Check each line of the listing for the word "JSON" and report how many lines contain it, giving nothing but the number.

-------- Data provided --------

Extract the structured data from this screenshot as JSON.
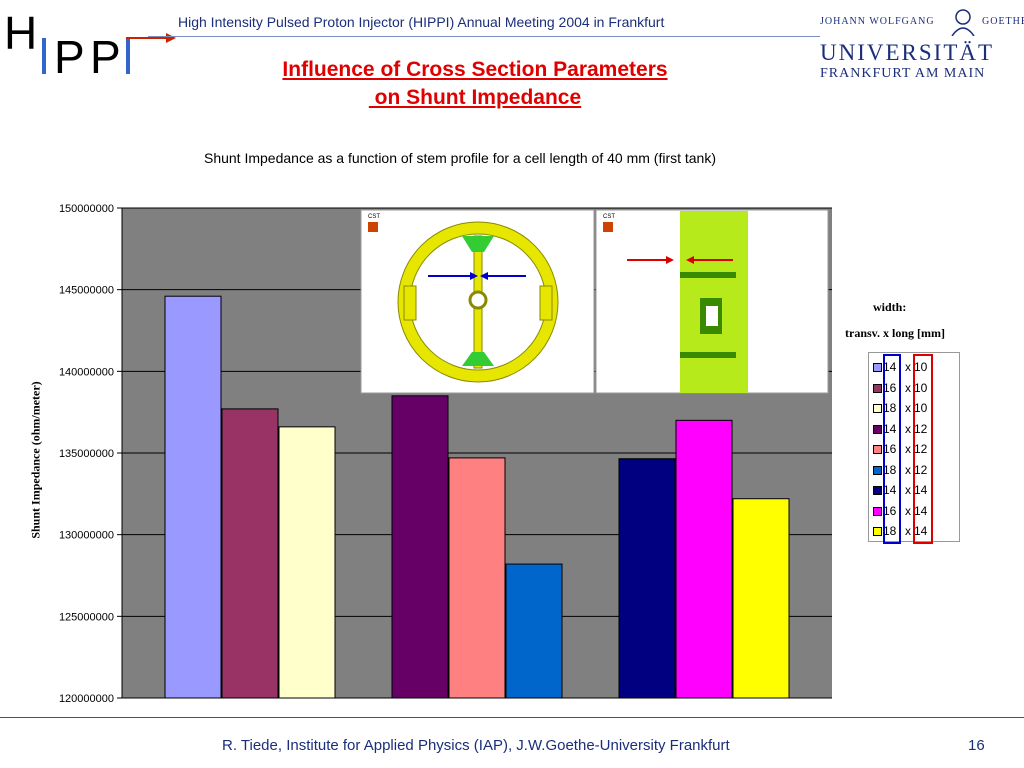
{
  "header": {
    "logo_text": "HIPPI",
    "conference": "High Intensity Pulsed Proton Injector (HIPPI) Annual Meeting 2004 in Frankfurt",
    "university_top_left": "JOHANN WOLFGANG",
    "university_top_right": "GOETHE",
    "university_name": "UNIVERSITÄT",
    "university_city": "FRANKFURT AM MAIN"
  },
  "slide_title_line1": "Influence of Cross Section Parameters",
  "slide_title_line2": " on Shunt Impedance",
  "legend_header1": "width:",
  "legend_header2": "transv. x long [mm]",
  "insets": {
    "left_badge": "CST",
    "right_badge": "CST"
  },
  "chart_data": {
    "type": "bar",
    "title": "Shunt Impedance as a function of stem profile for a cell length of 40 mm (first tank)",
    "xlabel": "",
    "ylabel": "Shunt Impedance (ohm/meter)",
    "ylim": [
      120000000,
      150000000
    ],
    "yticks": [
      "150000000",
      "145000000",
      "140000000",
      "135000000",
      "130000000",
      "125000000",
      "120000000"
    ],
    "grid": true,
    "legend_position": "right",
    "background_color": "#808080",
    "series": [
      {
        "transv": "14",
        "x": "x",
        "long": "10",
        "value": 144600000,
        "color": "#9999ff"
      },
      {
        "transv": "16",
        "x": "x",
        "long": "10",
        "value": 137700000,
        "color": "#993366"
      },
      {
        "transv": "18",
        "x": "x",
        "long": "10",
        "value": 136600000,
        "color": "#ffffcc"
      },
      {
        "transv": "14",
        "x": "x",
        "long": "12",
        "value": 138500000,
        "color": "#660066"
      },
      {
        "transv": "16",
        "x": "x",
        "long": "12",
        "value": 134700000,
        "color": "#ff8080"
      },
      {
        "transv": "18",
        "x": "x",
        "long": "12",
        "value": 128200000,
        "color": "#0066cc"
      },
      {
        "transv": "14",
        "x": "x",
        "long": "14",
        "value": 134650000,
        "color": "#000080"
      },
      {
        "transv": "16",
        "x": "x",
        "long": "14",
        "value": 137000000,
        "color": "#ff00ff"
      },
      {
        "transv": "18",
        "x": "x",
        "long": "14",
        "value": 132200000,
        "color": "#ffff00"
      }
    ]
  },
  "colors": {
    "title_red": "#e00000",
    "navy": "#1a2e7a",
    "inset_yellow": "#e6e600",
    "marker_blue": "#0000cc",
    "marker_red": "#dd0000"
  },
  "footer": {
    "text": "R. Tiede, Institute for Applied Physics (IAP), J.W.Goethe-University Frankfurt",
    "page": "16"
  }
}
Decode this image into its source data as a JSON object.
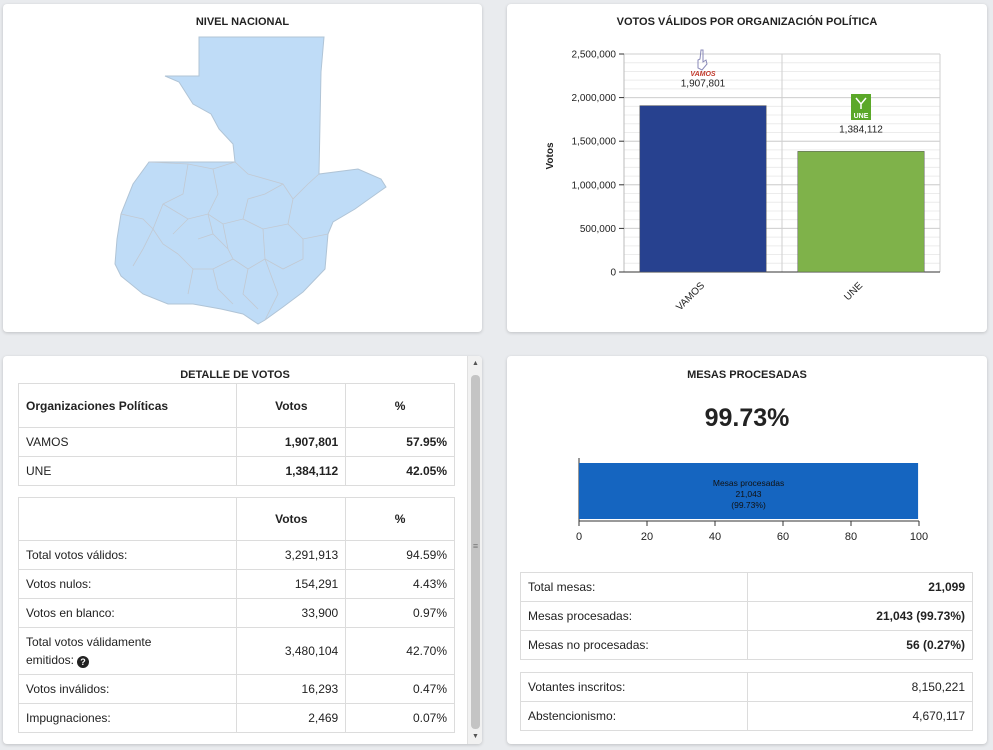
{
  "map_panel": {
    "title": "NIVEL NACIONAL"
  },
  "chart_panel": {
    "title": "VOTOS VÁLIDOS POR ORGANIZACIÓN POLÍTICA",
    "party_logos": {
      "vamos": "VAMOS",
      "une": "UNE"
    }
  },
  "chart_data": {
    "type": "bar",
    "title": "VOTOS VÁLIDOS POR ORGANIZACIÓN POLÍTICA",
    "ylabel": "Votos",
    "xlabel": "",
    "categories": [
      "VAMOS",
      "UNE"
    ],
    "values": [
      1907801,
      1384112
    ],
    "value_labels": [
      "1,907,801",
      "1,384,112"
    ],
    "colors": [
      "#27418f",
      "#7fb24a"
    ],
    "ylim": [
      0,
      2500000
    ],
    "yticks": [
      0,
      500000,
      1000000,
      1500000,
      2000000,
      2500000
    ],
    "ytick_labels": [
      "0",
      "500,000",
      "1,000,000",
      "1,500,000",
      "2,000,000",
      "2,500,000"
    ],
    "grid": true,
    "legend": "none"
  },
  "detail_panel": {
    "title": "DETALLE DE VOTOS",
    "parties_table": {
      "headers": [
        "Organizaciones Políticas",
        "Votos",
        "%"
      ],
      "rows": [
        {
          "name": "VAMOS",
          "votes": "1,907,801",
          "pct": "57.95%"
        },
        {
          "name": "UNE",
          "votes": "1,384,112",
          "pct": "42.05%"
        }
      ]
    },
    "summary_table": {
      "headers": [
        "",
        "Votos",
        "%"
      ],
      "rows": [
        {
          "label": "Total votos válidos:",
          "votes": "3,291,913",
          "pct": "94.59%"
        },
        {
          "label": "Votos nulos:",
          "votes": "154,291",
          "pct": "4.43%"
        },
        {
          "label": "Votos en blanco:",
          "votes": "33,900",
          "pct": "0.97%"
        },
        {
          "label": "Total votos válidamente",
          "label2": "emitidos:",
          "votes": "3,480,104",
          "pct": "42.70%"
        },
        {
          "label": "Votos inválidos:",
          "votes": "16,293",
          "pct": "0.47%"
        },
        {
          "label": "Impugnaciones:",
          "votes": "2,469",
          "pct": "0.07%"
        }
      ]
    },
    "help_icon": "?"
  },
  "mesas_panel": {
    "title": "MESAS PROCESADAS",
    "big_percent": "99.73%",
    "bar": {
      "label_line1": "Mesas procesadas",
      "label_line2": "21,043",
      "label_line3": "(99.73%)",
      "value": 99.73,
      "xticks": [
        "0",
        "20",
        "40",
        "60",
        "80",
        "100"
      ],
      "color": "#1565c0"
    },
    "table1": [
      {
        "label": "Total mesas:",
        "value": "21,099"
      },
      {
        "label": "Mesas procesadas:",
        "value": "21,043 (99.73%)"
      },
      {
        "label": "Mesas no procesadas:",
        "value": "56 (0.27%)"
      }
    ],
    "table2": [
      {
        "label": "Votantes inscritos:",
        "value": "8,150,221"
      },
      {
        "label": "Abstencionismo:",
        "value": "4,670,117"
      }
    ]
  }
}
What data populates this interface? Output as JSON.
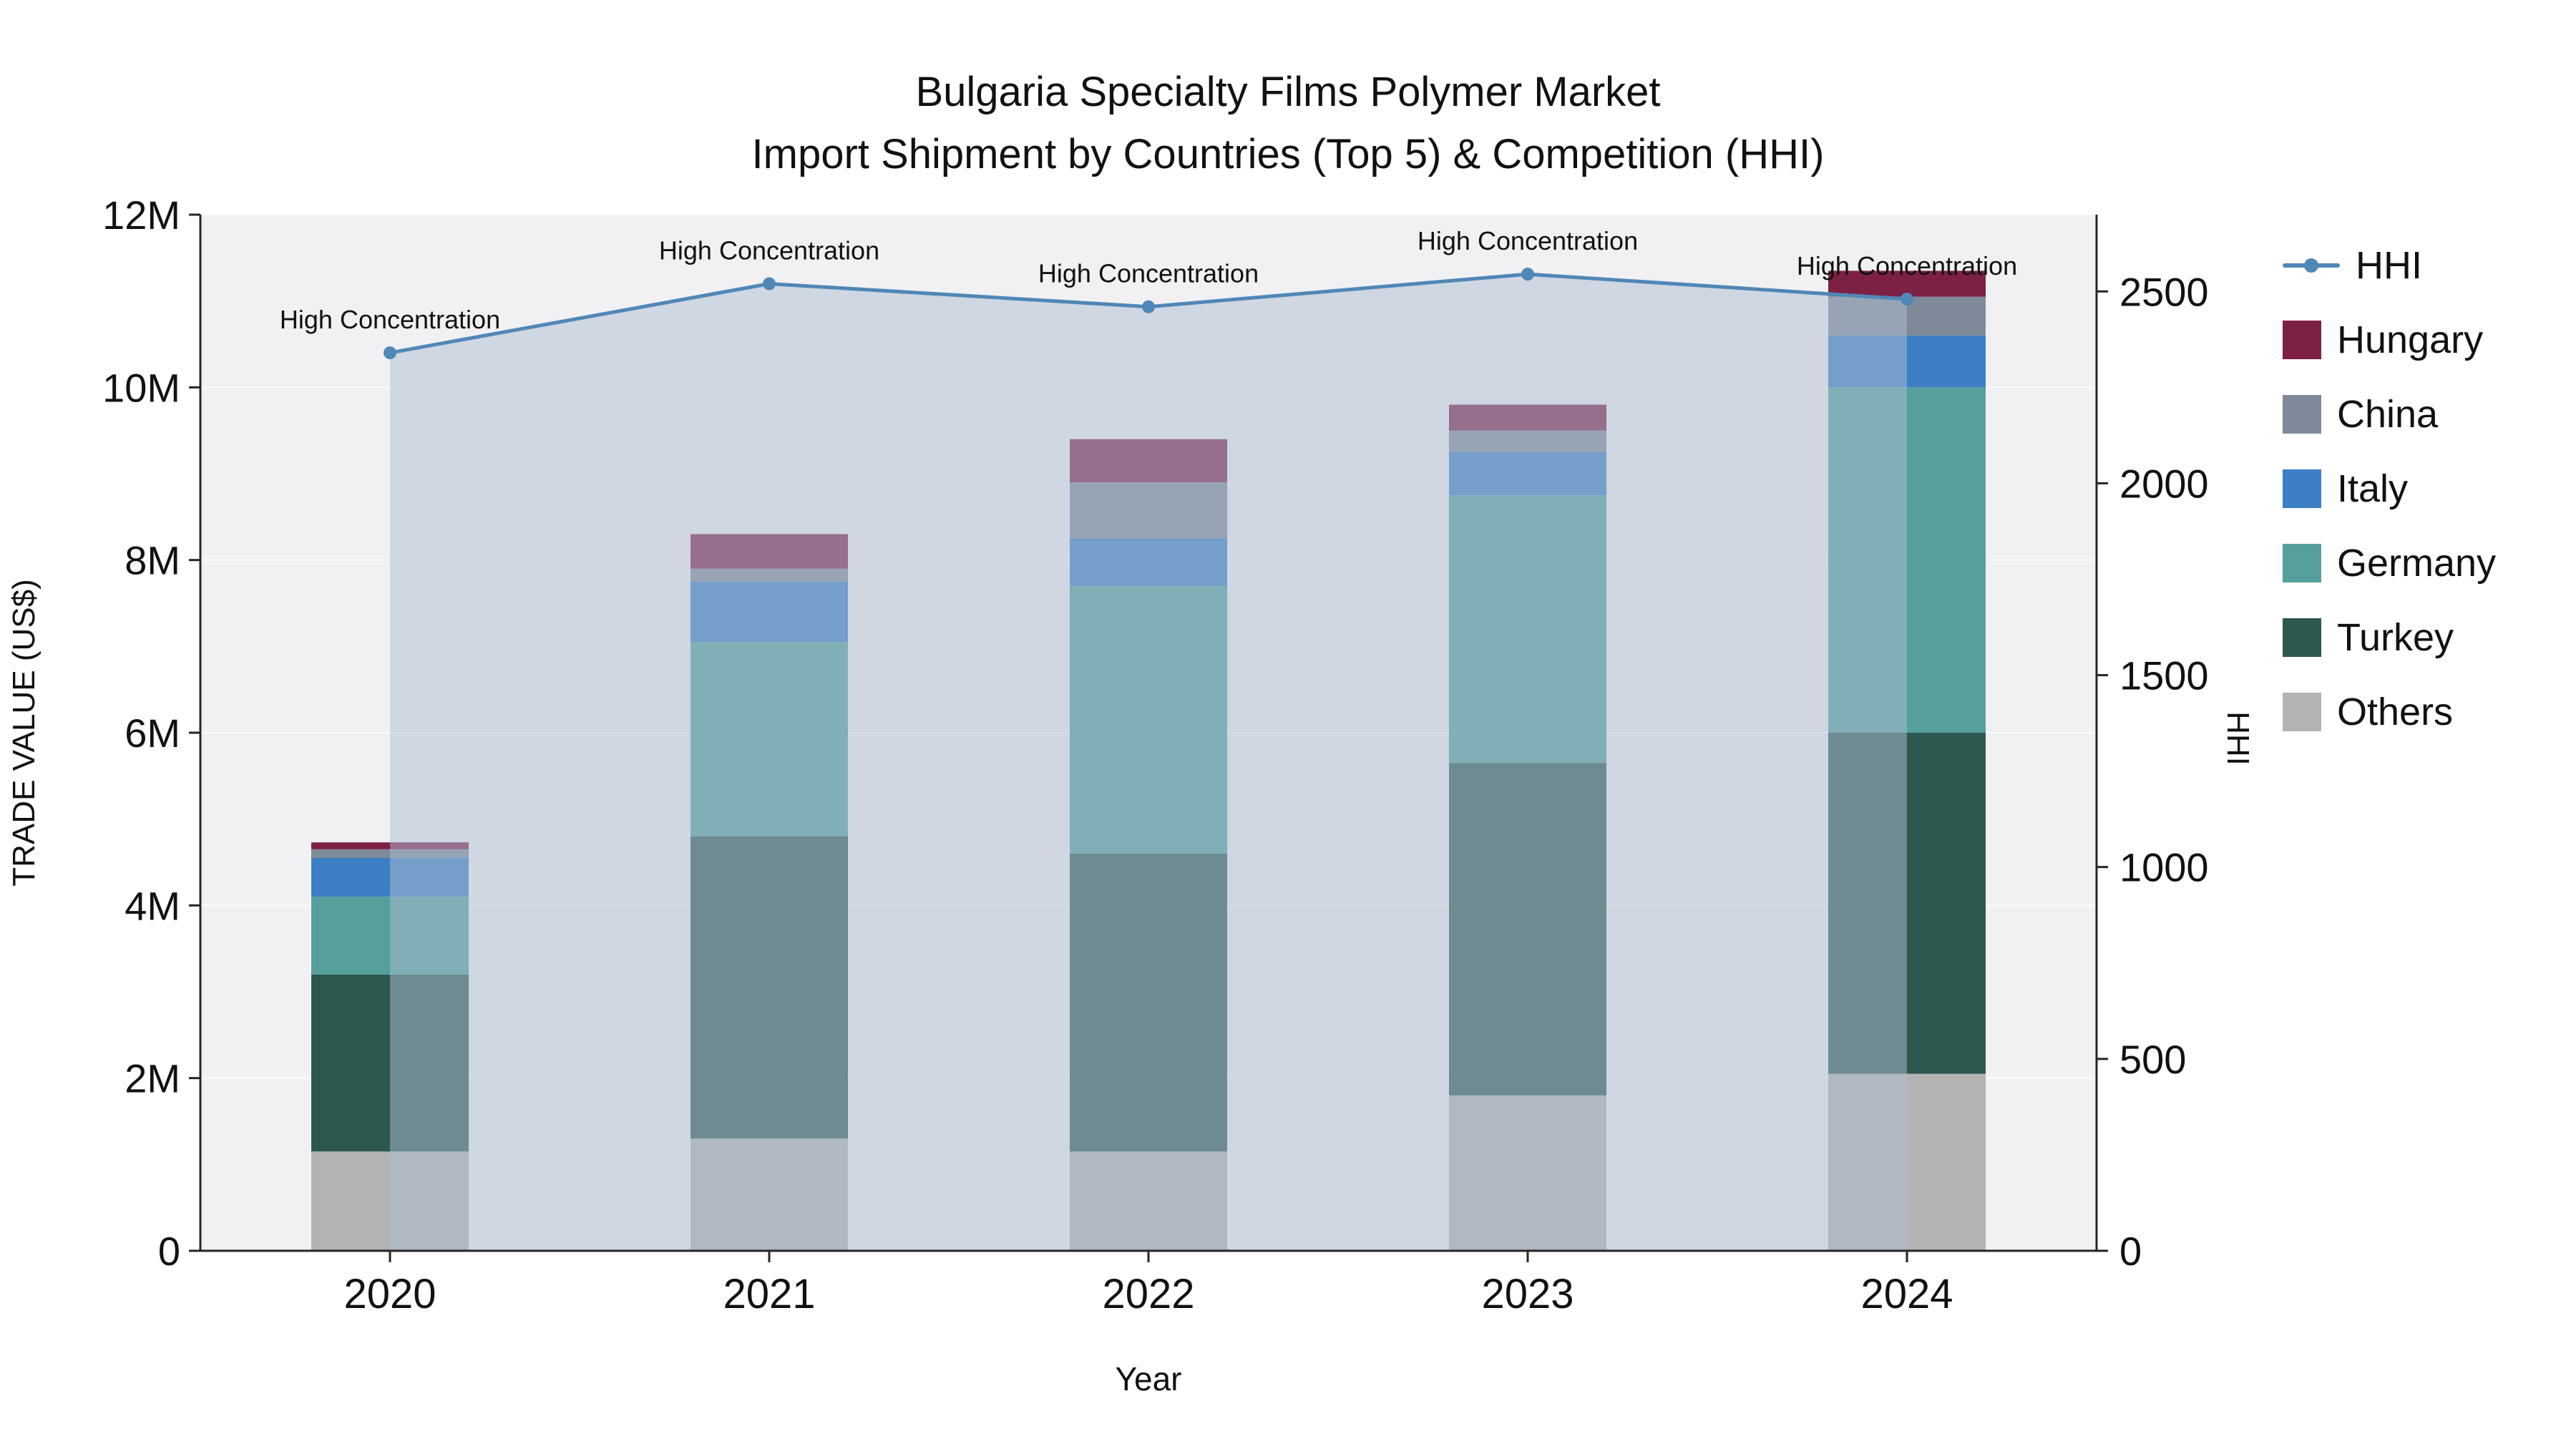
{
  "chart_data": {
    "type": "bar",
    "stacked": true,
    "title": "Bulgaria Specialty Films Polymer Market",
    "subtitle": "Import Shipment by Countries (Top 5) & Competition (HHI)",
    "xlabel": "Year",
    "ylabel_left": "TRADE VALUE (US$)",
    "ylabel_right": "HHI",
    "unit": "US$ millions",
    "categories": [
      "2020",
      "2021",
      "2022",
      "2023",
      "2024"
    ],
    "series": [
      {
        "name": "Others",
        "color": "#b3b3b3",
        "values": [
          1.15,
          1.3,
          1.15,
          1.8,
          2.05
        ]
      },
      {
        "name": "Turkey",
        "color": "#2c5850",
        "values": [
          2.05,
          3.5,
          3.45,
          3.85,
          3.95
        ]
      },
      {
        "name": "Germany",
        "color": "#55a09c",
        "values": [
          0.9,
          2.25,
          3.1,
          3.1,
          4.0
        ]
      },
      {
        "name": "Italy",
        "color": "#3c7fc4",
        "values": [
          0.45,
          0.7,
          0.55,
          0.5,
          0.6
        ]
      },
      {
        "name": "China",
        "color": "#7e8a9a",
        "values": [
          0.1,
          0.15,
          0.65,
          0.25,
          0.45
        ]
      },
      {
        "name": "Hungary",
        "color": "#7c2044",
        "values": [
          0.08,
          0.4,
          0.5,
          0.3,
          0.3
        ]
      }
    ],
    "hhi": {
      "name": "HHI",
      "color": "#4f87b7",
      "fill_color": "rgba(173,190,210,0.5)",
      "values": [
        2340,
        2520,
        2460,
        2545,
        2480
      ],
      "annotation": "High Concentration"
    },
    "left_axis": {
      "max": 12,
      "tick_values": [
        0,
        2,
        4,
        6,
        8,
        10,
        12
      ],
      "tick_labels": [
        "0",
        "2M",
        "4M",
        "6M",
        "8M",
        "10M",
        "12M"
      ]
    },
    "right_axis": {
      "max": 2700,
      "tick_values": [
        0,
        500,
        1000,
        1500,
        2000,
        2500
      ],
      "tick_labels": [
        "0",
        "500",
        "1000",
        "1500",
        "2000",
        "2500"
      ]
    },
    "colors": {
      "plot_bg": "#f1f1f3",
      "grid": "#fbfbfb",
      "axis": "#262626",
      "text": "#111111"
    },
    "legend": [
      {
        "label": "HHI",
        "type": "line",
        "color": "#4f87b7"
      },
      {
        "label": "Hungary",
        "type": "patch",
        "color": "#7c2044"
      },
      {
        "label": "China",
        "type": "patch",
        "color": "#7e8a9a"
      },
      {
        "label": "Italy",
        "type": "patch",
        "color": "#3c7fc4"
      },
      {
        "label": "Germany",
        "type": "patch",
        "color": "#55a09c"
      },
      {
        "label": "Turkey",
        "type": "patch",
        "color": "#2c5850"
      },
      {
        "label": "Others",
        "type": "patch",
        "color": "#b3b3b3"
      }
    ]
  }
}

--------

### Exercise answer
3